**EXERCISE AIM**
Repeat every entry in the listing below, exactly.

[start of EXERCISE DATA]

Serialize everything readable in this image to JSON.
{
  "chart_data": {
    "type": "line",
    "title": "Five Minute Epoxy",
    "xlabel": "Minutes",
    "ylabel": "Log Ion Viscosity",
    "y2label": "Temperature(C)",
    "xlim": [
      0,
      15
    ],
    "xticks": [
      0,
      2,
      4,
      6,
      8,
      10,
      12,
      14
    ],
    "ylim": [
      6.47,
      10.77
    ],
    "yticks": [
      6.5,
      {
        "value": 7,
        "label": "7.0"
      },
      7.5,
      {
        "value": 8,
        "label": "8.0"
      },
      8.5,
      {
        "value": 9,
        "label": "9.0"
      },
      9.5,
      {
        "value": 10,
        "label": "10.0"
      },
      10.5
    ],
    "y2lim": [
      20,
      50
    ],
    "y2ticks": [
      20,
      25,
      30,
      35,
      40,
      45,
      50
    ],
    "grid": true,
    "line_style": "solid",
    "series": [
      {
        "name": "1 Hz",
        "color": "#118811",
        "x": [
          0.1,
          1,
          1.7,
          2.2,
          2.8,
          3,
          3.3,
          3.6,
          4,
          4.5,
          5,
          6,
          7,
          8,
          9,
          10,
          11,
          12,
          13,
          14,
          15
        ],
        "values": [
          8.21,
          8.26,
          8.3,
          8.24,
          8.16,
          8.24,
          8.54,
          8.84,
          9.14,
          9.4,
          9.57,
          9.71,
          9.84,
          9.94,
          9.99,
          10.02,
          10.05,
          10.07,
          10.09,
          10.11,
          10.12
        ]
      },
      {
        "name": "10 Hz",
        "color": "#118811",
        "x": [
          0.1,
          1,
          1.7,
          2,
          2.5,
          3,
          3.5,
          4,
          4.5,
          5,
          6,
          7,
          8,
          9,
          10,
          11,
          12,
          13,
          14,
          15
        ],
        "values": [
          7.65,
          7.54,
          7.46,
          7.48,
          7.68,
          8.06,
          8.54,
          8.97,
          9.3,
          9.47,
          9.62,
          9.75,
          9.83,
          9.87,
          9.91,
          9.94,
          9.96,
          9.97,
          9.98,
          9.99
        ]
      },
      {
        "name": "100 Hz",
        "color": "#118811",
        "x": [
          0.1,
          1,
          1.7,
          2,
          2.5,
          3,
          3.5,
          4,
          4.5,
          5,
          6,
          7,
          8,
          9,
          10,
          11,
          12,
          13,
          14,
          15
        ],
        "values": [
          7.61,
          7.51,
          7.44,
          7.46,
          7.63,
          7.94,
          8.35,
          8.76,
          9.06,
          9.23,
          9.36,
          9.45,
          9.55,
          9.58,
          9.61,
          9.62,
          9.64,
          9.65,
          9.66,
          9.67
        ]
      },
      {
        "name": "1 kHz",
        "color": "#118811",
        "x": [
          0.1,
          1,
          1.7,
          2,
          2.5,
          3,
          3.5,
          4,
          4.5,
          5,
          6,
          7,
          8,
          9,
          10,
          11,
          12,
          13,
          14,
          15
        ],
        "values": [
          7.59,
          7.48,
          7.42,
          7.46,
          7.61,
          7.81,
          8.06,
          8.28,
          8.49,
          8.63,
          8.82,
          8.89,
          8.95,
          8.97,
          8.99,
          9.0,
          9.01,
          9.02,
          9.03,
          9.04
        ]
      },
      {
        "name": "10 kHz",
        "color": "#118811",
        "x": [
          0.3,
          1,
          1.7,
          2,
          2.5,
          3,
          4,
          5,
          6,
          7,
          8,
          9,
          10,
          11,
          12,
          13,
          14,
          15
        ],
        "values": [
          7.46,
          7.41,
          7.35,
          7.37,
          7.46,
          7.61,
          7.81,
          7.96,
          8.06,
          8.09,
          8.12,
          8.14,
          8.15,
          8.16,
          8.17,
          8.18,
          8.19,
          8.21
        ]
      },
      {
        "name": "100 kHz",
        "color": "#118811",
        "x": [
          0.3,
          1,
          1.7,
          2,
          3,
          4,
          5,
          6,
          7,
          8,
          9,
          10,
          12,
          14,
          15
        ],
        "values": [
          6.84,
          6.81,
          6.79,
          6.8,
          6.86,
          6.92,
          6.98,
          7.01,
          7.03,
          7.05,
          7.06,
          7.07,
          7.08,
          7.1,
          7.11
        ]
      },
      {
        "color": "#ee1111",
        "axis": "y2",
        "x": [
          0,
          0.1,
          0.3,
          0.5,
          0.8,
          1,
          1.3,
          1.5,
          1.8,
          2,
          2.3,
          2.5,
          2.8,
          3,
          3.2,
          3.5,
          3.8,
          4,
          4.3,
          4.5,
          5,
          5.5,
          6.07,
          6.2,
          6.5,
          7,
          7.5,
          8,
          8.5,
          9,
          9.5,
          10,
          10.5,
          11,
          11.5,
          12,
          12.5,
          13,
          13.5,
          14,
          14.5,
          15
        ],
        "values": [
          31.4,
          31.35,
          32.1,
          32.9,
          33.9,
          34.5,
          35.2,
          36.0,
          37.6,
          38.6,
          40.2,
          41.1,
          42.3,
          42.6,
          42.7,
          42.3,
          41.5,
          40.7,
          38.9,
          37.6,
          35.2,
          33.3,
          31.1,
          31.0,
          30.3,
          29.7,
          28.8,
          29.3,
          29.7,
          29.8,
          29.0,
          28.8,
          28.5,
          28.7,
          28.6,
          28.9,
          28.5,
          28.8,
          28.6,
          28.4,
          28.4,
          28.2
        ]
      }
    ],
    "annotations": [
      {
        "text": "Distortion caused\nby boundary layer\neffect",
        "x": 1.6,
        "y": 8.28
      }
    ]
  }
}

[end of EXERCISE DATA]

**TASK RESULT**
Serialize everything readable in this image to JSON.
{
  "chart_data": {
    "type": "line",
    "title": "Five Minute Epoxy",
    "xlabel": "Minutes",
    "ylabel": "Log Ion Viscosity",
    "y2label": "Temperature(C)",
    "xlim": [
      0,
      15
    ],
    "xticks": [
      0,
      2,
      4,
      6,
      8,
      10,
      12,
      14
    ],
    "ylim": [
      6.47,
      10.77
    ],
    "yticks": [
      6.5,
      {
        "value": 7,
        "label": "7.0"
      },
      7.5,
      {
        "value": 8,
        "label": "8.0"
      },
      8.5,
      {
        "value": 9,
        "label": "9.0"
      },
      9.5,
      {
        "value": 10,
        "label": "10.0"
      },
      10.5
    ],
    "y2lim": [
      20,
      50
    ],
    "y2ticks": [
      20,
      25,
      30,
      35,
      40,
      45,
      50
    ],
    "grid": true,
    "line_style": "solid",
    "series": [
      {
        "name": "1 Hz",
        "color": "#118811",
        "x": [
          0.1,
          1,
          1.7,
          2.2,
          2.8,
          3,
          3.3,
          3.6,
          4,
          4.5,
          5,
          6,
          7,
          8,
          9,
          10,
          11,
          12,
          13,
          14,
          15
        ],
        "values": [
          8.21,
          8.26,
          8.3,
          8.24,
          8.16,
          8.24,
          8.54,
          8.84,
          9.14,
          9.4,
          9.57,
          9.71,
          9.84,
          9.94,
          9.99,
          10.02,
          10.05,
          10.07,
          10.09,
          10.11,
          10.12
        ]
      },
      {
        "name": "10 Hz",
        "color": "#118811",
        "x": [
          0.1,
          1,
          1.7,
          2,
          2.5,
          3,
          3.5,
          4,
          4.5,
          5,
          6,
          7,
          8,
          9,
          10,
          11,
          12,
          13,
          14,
          15
        ],
        "values": [
          7.65,
          7.54,
          7.46,
          7.48,
          7.68,
          8.06,
          8.54,
          8.97,
          9.3,
          9.47,
          9.62,
          9.75,
          9.83,
          9.87,
          9.91,
          9.94,
          9.96,
          9.97,
          9.98,
          9.99
        ]
      },
      {
        "name": "100 Hz",
        "color": "#118811",
        "x": [
          0.1,
          1,
          1.7,
          2,
          2.5,
          3,
          3.5,
          4,
          4.5,
          5,
          6,
          7,
          8,
          9,
          10,
          11,
          12,
          13,
          14,
          15
        ],
        "values": [
          7.61,
          7.51,
          7.44,
          7.46,
          7.63,
          7.94,
          8.35,
          8.76,
          9.06,
          9.23,
          9.36,
          9.45,
          9.55,
          9.58,
          9.61,
          9.62,
          9.64,
          9.65,
          9.66,
          9.67
        ]
      },
      {
        "name": "1 kHz",
        "color": "#118811",
        "x": [
          0.1,
          1,
          1.7,
          2,
          2.5,
          3,
          3.5,
          4,
          4.5,
          5,
          6,
          7,
          8,
          9,
          10,
          11,
          12,
          13,
          14,
          15
        ],
        "values": [
          7.59,
          7.48,
          7.42,
          7.46,
          7.61,
          7.81,
          8.06,
          8.28,
          8.49,
          8.63,
          8.82,
          8.89,
          8.95,
          8.97,
          8.99,
          9.0,
          9.01,
          9.02,
          9.03,
          9.04
        ]
      },
      {
        "name": "10 kHz",
        "color": "#118811",
        "x": [
          0.3,
          1,
          1.7,
          2,
          2.5,
          3,
          4,
          5,
          6,
          7,
          8,
          9,
          10,
          11,
          12,
          13,
          14,
          15
        ],
        "values": [
          7.46,
          7.41,
          7.35,
          7.37,
          7.46,
          7.61,
          7.81,
          7.96,
          8.06,
          8.09,
          8.12,
          8.14,
          8.15,
          8.16,
          8.17,
          8.18,
          8.19,
          8.21
        ]
      },
      {
        "name": "100 kHz",
        "color": "#118811",
        "x": [
          0.3,
          1,
          1.7,
          2,
          3,
          4,
          5,
          6,
          7,
          8,
          9,
          10,
          12,
          14,
          15
        ],
        "values": [
          6.84,
          6.81,
          6.79,
          6.8,
          6.86,
          6.92,
          6.98,
          7.01,
          7.03,
          7.05,
          7.06,
          7.07,
          7.08,
          7.1,
          7.11
        ]
      },
      {
        "color": "#ee1111",
        "axis": "y2",
        "x": [
          0,
          0.1,
          0.3,
          0.5,
          0.8,
          1,
          1.3,
          1.5,
          1.8,
          2,
          2.3,
          2.5,
          2.8,
          3,
          3.2,
          3.5,
          3.8,
          4,
          4.3,
          4.5,
          5,
          5.5,
          6.07,
          6.2,
          6.5,
          7,
          7.5,
          8,
          8.5,
          9,
          9.5,
          10,
          10.5,
          11,
          11.5,
          12,
          12.5,
          13,
          13.5,
          14,
          14.5,
          15
        ],
        "values": [
          31.4,
          31.35,
          32.1,
          32.9,
          33.9,
          34.5,
          35.2,
          36.0,
          37.6,
          38.6,
          40.2,
          41.1,
          42.3,
          42.6,
          42.7,
          42.3,
          41.5,
          40.7,
          38.9,
          37.6,
          35.2,
          33.3,
          31.1,
          31.0,
          30.3,
          29.7,
          28.8,
          29.3,
          29.7,
          29.8,
          29.0,
          28.8,
          28.5,
          28.7,
          28.6,
          28.9,
          28.5,
          28.8,
          28.6,
          28.4,
          28.4,
          28.2
        ]
      }
    ],
    "annotations": [
      {
        "text": "Distortion caused\nby boundary layer\neffect",
        "x": 1.6,
        "y": 8.28
      }
    ]
  }
}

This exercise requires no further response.